### EXERCISE REQUIREMENTS
Repeat the whole listing below, word for word.

### DATA SHOWN
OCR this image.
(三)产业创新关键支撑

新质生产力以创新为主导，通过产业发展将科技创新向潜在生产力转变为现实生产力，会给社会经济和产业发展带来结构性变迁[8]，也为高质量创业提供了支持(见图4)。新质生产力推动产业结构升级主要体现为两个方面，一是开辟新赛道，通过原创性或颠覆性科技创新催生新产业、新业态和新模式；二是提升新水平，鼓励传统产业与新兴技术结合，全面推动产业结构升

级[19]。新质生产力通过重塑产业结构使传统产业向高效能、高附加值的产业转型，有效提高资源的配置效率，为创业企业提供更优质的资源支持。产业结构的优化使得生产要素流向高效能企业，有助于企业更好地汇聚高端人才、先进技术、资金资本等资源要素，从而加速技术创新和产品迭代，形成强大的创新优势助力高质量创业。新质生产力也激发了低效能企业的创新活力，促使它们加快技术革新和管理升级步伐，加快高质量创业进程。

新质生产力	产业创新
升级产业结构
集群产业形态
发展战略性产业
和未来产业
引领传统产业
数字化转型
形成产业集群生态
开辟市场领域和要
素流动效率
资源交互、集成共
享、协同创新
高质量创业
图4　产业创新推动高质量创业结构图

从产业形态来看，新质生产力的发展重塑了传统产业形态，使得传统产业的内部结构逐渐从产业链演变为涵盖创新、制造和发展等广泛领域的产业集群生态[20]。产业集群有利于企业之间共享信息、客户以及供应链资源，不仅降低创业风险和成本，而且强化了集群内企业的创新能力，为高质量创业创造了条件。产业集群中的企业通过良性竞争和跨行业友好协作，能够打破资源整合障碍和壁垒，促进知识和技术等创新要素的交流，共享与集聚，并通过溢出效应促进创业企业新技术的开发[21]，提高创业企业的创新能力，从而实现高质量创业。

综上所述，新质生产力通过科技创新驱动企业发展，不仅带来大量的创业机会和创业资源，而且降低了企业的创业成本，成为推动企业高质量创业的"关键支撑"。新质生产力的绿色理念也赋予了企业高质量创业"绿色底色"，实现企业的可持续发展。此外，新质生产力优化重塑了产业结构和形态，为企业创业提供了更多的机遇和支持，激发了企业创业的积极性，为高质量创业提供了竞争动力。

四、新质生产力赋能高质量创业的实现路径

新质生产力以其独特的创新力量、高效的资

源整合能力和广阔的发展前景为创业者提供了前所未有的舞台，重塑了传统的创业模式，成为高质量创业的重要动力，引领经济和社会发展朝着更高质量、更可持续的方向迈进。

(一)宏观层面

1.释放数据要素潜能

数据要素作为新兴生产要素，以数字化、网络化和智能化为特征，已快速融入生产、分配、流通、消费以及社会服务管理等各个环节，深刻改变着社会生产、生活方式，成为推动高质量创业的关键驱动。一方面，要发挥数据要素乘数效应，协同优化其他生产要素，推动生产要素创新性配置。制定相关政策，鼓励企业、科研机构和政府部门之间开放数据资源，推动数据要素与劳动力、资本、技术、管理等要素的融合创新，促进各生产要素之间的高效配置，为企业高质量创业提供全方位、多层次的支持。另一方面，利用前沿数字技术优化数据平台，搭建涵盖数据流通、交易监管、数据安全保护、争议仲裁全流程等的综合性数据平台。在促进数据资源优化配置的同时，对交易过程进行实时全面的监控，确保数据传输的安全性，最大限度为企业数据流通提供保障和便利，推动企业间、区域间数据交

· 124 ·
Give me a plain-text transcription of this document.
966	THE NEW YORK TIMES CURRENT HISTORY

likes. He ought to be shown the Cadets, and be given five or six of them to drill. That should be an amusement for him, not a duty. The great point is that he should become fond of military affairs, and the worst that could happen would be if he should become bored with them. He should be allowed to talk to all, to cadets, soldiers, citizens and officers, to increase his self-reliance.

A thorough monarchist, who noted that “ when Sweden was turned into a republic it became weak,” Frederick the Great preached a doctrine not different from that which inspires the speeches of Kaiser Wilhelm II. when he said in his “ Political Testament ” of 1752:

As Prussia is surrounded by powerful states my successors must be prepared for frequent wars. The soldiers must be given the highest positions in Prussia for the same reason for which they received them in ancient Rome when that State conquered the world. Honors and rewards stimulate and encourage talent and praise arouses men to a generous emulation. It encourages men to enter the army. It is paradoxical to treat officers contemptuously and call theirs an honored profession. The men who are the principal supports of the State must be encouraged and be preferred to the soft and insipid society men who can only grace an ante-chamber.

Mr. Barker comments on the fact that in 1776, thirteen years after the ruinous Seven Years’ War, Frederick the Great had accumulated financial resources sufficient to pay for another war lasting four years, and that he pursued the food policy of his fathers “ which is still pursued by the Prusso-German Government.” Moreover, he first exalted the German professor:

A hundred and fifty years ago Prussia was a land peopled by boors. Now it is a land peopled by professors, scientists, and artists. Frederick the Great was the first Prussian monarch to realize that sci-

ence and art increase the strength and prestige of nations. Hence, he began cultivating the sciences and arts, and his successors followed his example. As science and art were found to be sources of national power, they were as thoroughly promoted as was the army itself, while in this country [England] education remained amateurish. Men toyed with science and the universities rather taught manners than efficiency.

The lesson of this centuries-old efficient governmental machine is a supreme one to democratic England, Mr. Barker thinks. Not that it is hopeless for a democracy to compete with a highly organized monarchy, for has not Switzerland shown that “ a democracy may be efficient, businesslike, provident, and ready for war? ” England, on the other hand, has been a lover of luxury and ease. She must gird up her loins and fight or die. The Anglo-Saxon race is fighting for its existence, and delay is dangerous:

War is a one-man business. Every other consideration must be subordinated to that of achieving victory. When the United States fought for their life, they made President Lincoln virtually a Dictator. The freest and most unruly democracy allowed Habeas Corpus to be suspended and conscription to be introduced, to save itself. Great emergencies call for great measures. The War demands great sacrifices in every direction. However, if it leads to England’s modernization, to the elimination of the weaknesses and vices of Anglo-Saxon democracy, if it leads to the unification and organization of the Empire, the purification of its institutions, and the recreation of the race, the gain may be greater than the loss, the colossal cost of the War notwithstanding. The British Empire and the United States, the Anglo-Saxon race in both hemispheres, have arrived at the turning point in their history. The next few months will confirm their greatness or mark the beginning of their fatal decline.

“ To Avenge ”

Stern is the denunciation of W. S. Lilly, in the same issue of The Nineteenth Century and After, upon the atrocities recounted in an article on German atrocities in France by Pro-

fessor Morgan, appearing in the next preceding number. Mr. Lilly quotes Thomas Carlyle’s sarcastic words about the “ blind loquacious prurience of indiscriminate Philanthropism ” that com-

### SOLUTION FOR THIS TASK
OCR this image.
(三)产业创新关键支撑

新质生产力以创新为主导，通过产业发展将科技创新向潜在生产力转变为现实生产力，会给社会经济和产业发展带来结构性变迁[8]，也为高质量创业提供了支持(见图4)。新质生产力推动产业结构升级主要体现为两个方面，一是开辟新赛道，通过原创性或颠覆性科技创新催生新产业、新业态和新模式；二是提升新水平，鼓励传统产业与新兴技术结合，全面推动产业结构升

级[19]。新质生产力通过重塑产业结构使传统产业向高效能、高附加值的产业转型，有效提高资源的配置效率，为创业企业提供更优质的资源支持。产业结构的优化使得生产要素流向高效能企业，有助于企业更好地汇聚高端人才、先进技术、资金资本等资源要素，从而加速技术创新和产品迭代，形成强大的创新优势助力高质量创业。新质生产力也激发了低效能企业的创新活力，促使它们加快技术革新和管理升级步伐，加快高质量创业进程。

新质生产力	产业创新
升级产业结构
集群产业形态
发展战略性产业
和未来产业
引领传统产业
数字化转型
形成产业集群生态
开辟市场领域和要
素流动效率
资源交互、集成共
享、协同创新
高质量创业
图4　产业创新推动高质量创业结构图

从产业形态来看，新质生产力的发展重塑了传统产业形态，使得传统产业的内部结构逐渐从产业链演变为涵盖创新、制造和发展等广泛领域的产业集群生态[20]。产业集群有利于企业之间共享信息、客户以及供应链资源，不仅降低创业风险和成本，而且强化了集群内企业的创新能力，为高质量创业创造了条件。产业集群中的企业通过良性竞争和跨行业友好协作，能够打破资源整合障碍和壁垒，促进知识和技术等创新要素的交流，共享与集聚，并通过溢出效应促进创业企业新技术的开发[21]，提高创业企业的创新能力，从而实现高质量创业。

综上所述，新质生产力通过科技创新驱动企业发展，不仅带来大量的创业机会和创业资源，而且降低了企业的创业成本，成为推动企业高质量创业的"关键支撑"。新质生产力的绿色理念也赋予了企业高质量创业"绿色底色"，实现企业的可持续发展。此外，新质生产力优化重塑了产业结构和形态，为企业创业提供了更多的机遇和支持，激发了企业创业的积极性，为高质量创业提供了竞争动力。

四、新质生产力赋能高质量创业的实现路径

新质生产力以其独特的创新力量、高效的资

源整合能力和广阔的发展前景为创业者提供了前所未有的舞台，重塑了传统的创业模式，成为高质量创业的重要动力，引领经济和社会发展朝着更高质量、更可持续的方向迈进。

(一)宏观层面

1.释放数据要素潜能

数据要素作为新兴生产要素，以数字化、网络化和智能化为特征，已快速融入生产、分配、流通、消费以及社会服务管理等各个环节，深刻改变着社会生产、生活方式，成为推动高质量创业的关键驱动。一方面，要发挥数据要素乘数效应，协同优化其他生产要素，推动生产要素创新性配置。制定相关政策，鼓励企业、科研机构和政府部门之间开放数据资源，推动数据要素与劳动力、资本、技术、管理等要素的融合创新，促进各生产要素之间的高效配置，为企业高质量创业提供全方位、多层次的支持。另一方面，利用前沿数字技术优化数据平台，搭建涵盖数据流通、交易监管、数据安全保护、争议仲裁全流程等的综合性数据平台。在促进数据资源优化配置的同时，对交易过程进行实时全面的监控，确保数据传输的安全性，最大限度为企业数据流通提供保障和便利，推动企业间、区域间数据交

· 124 ·
Give me a plain-text transcription of this document.
966	THE NEW YORK TIMES CURRENT HISTORY

likes. He ought to be shown the Cadets, and be given five or six of them to drill. That should be an amusement for him, not a duty. The great point is that he should become fond of military affairs, and the worst that could happen would be if he should become bored with them. He should be allowed to talk to all, to cadets, soldiers, citizens and officers, to increase his self-reliance.

A thorough monarchist, who noted that “ when Sweden was turned into a republic it became weak,” Frederick the Great preached a doctrine not different from that which inspires the speeches of Kaiser Wilhelm II. when he said in his “ Political Testament ” of 1752:

As Prussia is surrounded by powerful states my successors must be prepared for frequent wars. The soldiers must be given the highest positions in Prussia for the same reason for which they received them in ancient Rome when that State conquered the world. Honors and rewards stimulate and encourage talent and praise arouses men to a generous emulation. It encourages men to enter the army. It is paradoxical to treat officers contemptuously and call theirs an honored profession. The men who are the principal supports of the State must be encouraged and be preferred to the soft and insipid society men who can only grace an ante-chamber.

Mr. Barker comments on the fact that in 1776, thirteen years after the ruinous Seven Years’ War, Frederick the Great had accumulated financial resources sufficient to pay for another war lasting four years, and that he pursued the food policy of his fathers “ which is still pursued by the Prusso-German Government.” Moreover, he first exalted the German professor:

A hundred and fifty years ago Prussia was a land peopled by boors. Now it is a land peopled by professors, scientists, and artists. Frederick the Great was the first Prussian monarch to realize that sci-

ence and art increase the strength and prestige of nations. Hence, he began cultivating the sciences and arts, and his successors followed his example. As science and art were found to be sources of national power, they were as thoroughly promoted as was the army itself, while in this country [England] education remained amateurish. Men toyed with science and the universities rather taught manners than efficiency.

The lesson of this centuries-old efficient governmental machine is a supreme one to democratic England, Mr. Barker thinks. Not that it is hopeless for a democracy to compete with a highly organized monarchy, for has not Switzerland shown that “ a democracy may be efficient, businesslike, provident, and ready for war? ” England, on the other hand, has been a lover of luxury and ease. She must gird up her loins and fight or die. The Anglo-Saxon race is fighting for its existence, and delay is dangerous:

War is a one-man business. Every other consideration must be subordinated to that of achieving victory. When the United States fought for their life, they made President Lincoln virtually a Dictator. The freest and most unruly democracy allowed Habeas Corpus to be suspended and conscription to be introduced, to save itself. Great emergencies call for great measures. The War demands great sacrifices in every direction. However, if it leads to England’s modernization, to the elimination of the weaknesses and vices of Anglo-Saxon democracy, if it leads to the unification and organization of the Empire, the purification of its institutions, and the recreation of the race, the gain may be greater than the loss, the colossal cost of the War notwithstanding. The British Empire and the United States, the Anglo-Saxon race in both hemispheres, have arrived at the turning point in their history. The next few months will confirm their greatness or mark the beginning of their fatal decline.

“ To Avenge ”

Stern is the denunciation of W. S. Lilly, in the same issue of The Nineteenth Century and After, upon the atrocities recounted in an article on German atrocities in France by Pro-

fessor Morgan, appearing in the next preceding number. Mr. Lilly quotes Thomas Carlyle’s sarcastic words about the “ blind loquacious prurience of indiscriminate Philanthropism ” that com-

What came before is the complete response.